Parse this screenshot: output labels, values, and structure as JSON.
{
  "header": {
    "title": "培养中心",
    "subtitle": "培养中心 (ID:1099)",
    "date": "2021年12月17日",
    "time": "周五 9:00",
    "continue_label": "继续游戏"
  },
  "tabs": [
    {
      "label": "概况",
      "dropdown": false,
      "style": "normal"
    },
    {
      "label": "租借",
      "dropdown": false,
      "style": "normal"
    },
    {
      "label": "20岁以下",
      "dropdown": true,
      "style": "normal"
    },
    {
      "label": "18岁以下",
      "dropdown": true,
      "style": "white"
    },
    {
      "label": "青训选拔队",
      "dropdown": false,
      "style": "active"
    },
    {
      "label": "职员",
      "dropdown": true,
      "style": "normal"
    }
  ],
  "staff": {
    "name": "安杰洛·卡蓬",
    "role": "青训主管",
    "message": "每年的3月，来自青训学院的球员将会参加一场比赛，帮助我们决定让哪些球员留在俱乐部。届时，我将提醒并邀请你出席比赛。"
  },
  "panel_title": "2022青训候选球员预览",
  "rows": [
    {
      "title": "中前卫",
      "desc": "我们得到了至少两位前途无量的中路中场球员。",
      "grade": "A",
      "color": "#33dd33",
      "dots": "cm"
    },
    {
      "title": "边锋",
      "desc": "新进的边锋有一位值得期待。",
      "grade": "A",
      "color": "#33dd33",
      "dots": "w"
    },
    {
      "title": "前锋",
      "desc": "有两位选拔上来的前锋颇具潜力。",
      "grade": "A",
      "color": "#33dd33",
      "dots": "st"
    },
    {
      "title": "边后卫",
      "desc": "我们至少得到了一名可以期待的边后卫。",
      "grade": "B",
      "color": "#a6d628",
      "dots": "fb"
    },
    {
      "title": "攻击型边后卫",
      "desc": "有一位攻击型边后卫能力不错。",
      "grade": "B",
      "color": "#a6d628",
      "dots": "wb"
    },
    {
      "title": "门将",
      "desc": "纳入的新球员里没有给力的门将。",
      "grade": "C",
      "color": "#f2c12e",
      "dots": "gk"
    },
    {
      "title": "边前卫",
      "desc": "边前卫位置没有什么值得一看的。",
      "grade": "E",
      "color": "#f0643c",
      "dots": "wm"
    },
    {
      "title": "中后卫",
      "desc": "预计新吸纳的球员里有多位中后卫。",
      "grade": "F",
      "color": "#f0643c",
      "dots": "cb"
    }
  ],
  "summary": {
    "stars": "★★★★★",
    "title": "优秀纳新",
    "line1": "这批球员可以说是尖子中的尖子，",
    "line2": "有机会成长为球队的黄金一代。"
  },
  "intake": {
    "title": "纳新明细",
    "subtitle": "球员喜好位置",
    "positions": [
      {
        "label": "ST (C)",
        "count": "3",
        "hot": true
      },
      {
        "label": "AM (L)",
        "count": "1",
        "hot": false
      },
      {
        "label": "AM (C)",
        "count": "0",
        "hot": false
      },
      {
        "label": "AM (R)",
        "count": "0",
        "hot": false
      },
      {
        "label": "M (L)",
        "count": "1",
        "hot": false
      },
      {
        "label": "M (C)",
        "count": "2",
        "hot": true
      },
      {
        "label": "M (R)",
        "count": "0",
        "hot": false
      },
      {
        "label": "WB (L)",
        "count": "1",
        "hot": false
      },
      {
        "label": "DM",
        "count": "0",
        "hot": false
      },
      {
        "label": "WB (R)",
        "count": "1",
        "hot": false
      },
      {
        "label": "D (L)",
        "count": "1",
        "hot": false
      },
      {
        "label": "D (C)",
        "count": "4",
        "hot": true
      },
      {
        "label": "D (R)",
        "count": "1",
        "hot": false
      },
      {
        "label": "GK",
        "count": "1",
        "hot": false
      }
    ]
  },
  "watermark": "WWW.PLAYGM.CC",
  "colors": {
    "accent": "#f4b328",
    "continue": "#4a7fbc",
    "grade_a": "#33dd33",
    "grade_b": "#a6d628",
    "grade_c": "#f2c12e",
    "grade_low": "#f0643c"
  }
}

▶ _Exercise requirements_
Each entry above is to be set down again in exactly the same words.

▶ _Result_
Parse this screenshot: output labels, values, and structure as JSON.
{
  "header": {
    "title": "培养中心",
    "subtitle": "培养中心 (ID:1099)",
    "date": "2021年12月17日",
    "time": "周五 9:00",
    "continue_label": "继续游戏"
  },
  "tabs": [
    {
      "label": "概况",
      "dropdown": false,
      "style": "normal"
    },
    {
      "label": "租借",
      "dropdown": false,
      "style": "normal"
    },
    {
      "label": "20岁以下",
      "dropdown": true,
      "style": "normal"
    },
    {
      "label": "18岁以下",
      "dropdown": true,
      "style": "white"
    },
    {
      "label": "青训选拔队",
      "dropdown": false,
      "style": "active"
    },
    {
      "label": "职员",
      "dropdown": true,
      "style": "normal"
    }
  ],
  "staff": {
    "name": "安杰洛·卡蓬",
    "role": "青训主管",
    "message": "每年的3月，来自青训学院的球员将会参加一场比赛，帮助我们决定让哪些球员留在俱乐部。届时，我将提醒并邀请你出席比赛。"
  },
  "panel_title": "2022青训候选球员预览",
  "rows": [
    {
      "title": "中前卫",
      "desc": "我们得到了至少两位前途无量的中路中场球员。",
      "grade": "A",
      "color": "#33dd33",
      "dots": "cm"
    },
    {
      "title": "边锋",
      "desc": "新进的边锋有一位值得期待。",
      "grade": "A",
      "color": "#33dd33",
      "dots": "w"
    },
    {
      "title": "前锋",
      "desc": "有两位选拔上来的前锋颇具潜力。",
      "grade": "A",
      "color": "#33dd33",
      "dots": "st"
    },
    {
      "title": "边后卫",
      "desc": "我们至少得到了一名可以期待的边后卫。",
      "grade": "B",
      "color": "#a6d628",
      "dots": "fb"
    },
    {
      "title": "攻击型边后卫",
      "desc": "有一位攻击型边后卫能力不错。",
      "grade": "B",
      "color": "#a6d628",
      "dots": "wb"
    },
    {
      "title": "门将",
      "desc": "纳入的新球员里没有给力的门将。",
      "grade": "C",
      "color": "#f2c12e",
      "dots": "gk"
    },
    {
      "title": "边前卫",
      "desc": "边前卫位置没有什么值得一看的。",
      "grade": "E",
      "color": "#f0643c",
      "dots": "wm"
    },
    {
      "title": "中后卫",
      "desc": "预计新吸纳的球员里有多位中后卫。",
      "grade": "F",
      "color": "#f0643c",
      "dots": "cb"
    }
  ],
  "summary": {
    "stars": "★★★★★",
    "title": "优秀纳新",
    "line1": "这批球员可以说是尖子中的尖子，",
    "line2": "有机会成长为球队的黄金一代。"
  },
  "intake": {
    "title": "纳新明细",
    "subtitle": "球员喜好位置",
    "positions": [
      {
        "label": "ST (C)",
        "count": "3",
        "hot": true
      },
      {
        "label": "AM (L)",
        "count": "1",
        "hot": false
      },
      {
        "label": "AM (C)",
        "count": "0",
        "hot": false
      },
      {
        "label": "AM (R)",
        "count": "0",
        "hot": false
      },
      {
        "label": "M (L)",
        "count": "1",
        "hot": false
      },
      {
        "label": "M (C)",
        "count": "2",
        "hot": true
      },
      {
        "label": "M (R)",
        "count": "0",
        "hot": false
      },
      {
        "label": "WB (L)",
        "count": "1",
        "hot": false
      },
      {
        "label": "DM",
        "count": "0",
        "hot": false
      },
      {
        "label": "WB (R)",
        "count": "1",
        "hot": false
      },
      {
        "label": "D (L)",
        "count": "1",
        "hot": false
      },
      {
        "label": "D (C)",
        "count": "4",
        "hot": true
      },
      {
        "label": "D (R)",
        "count": "1",
        "hot": false
      },
      {
        "label": "GK",
        "count": "1",
        "hot": false
      }
    ]
  },
  "watermark": "WWW.PLAYGM.CC",
  "colors": {
    "accent": "#f4b328",
    "continue": "#4a7fbc",
    "grade_a": "#33dd33",
    "grade_b": "#a6d628",
    "grade_c": "#f2c12e",
    "grade_low": "#f0643c"
  }
}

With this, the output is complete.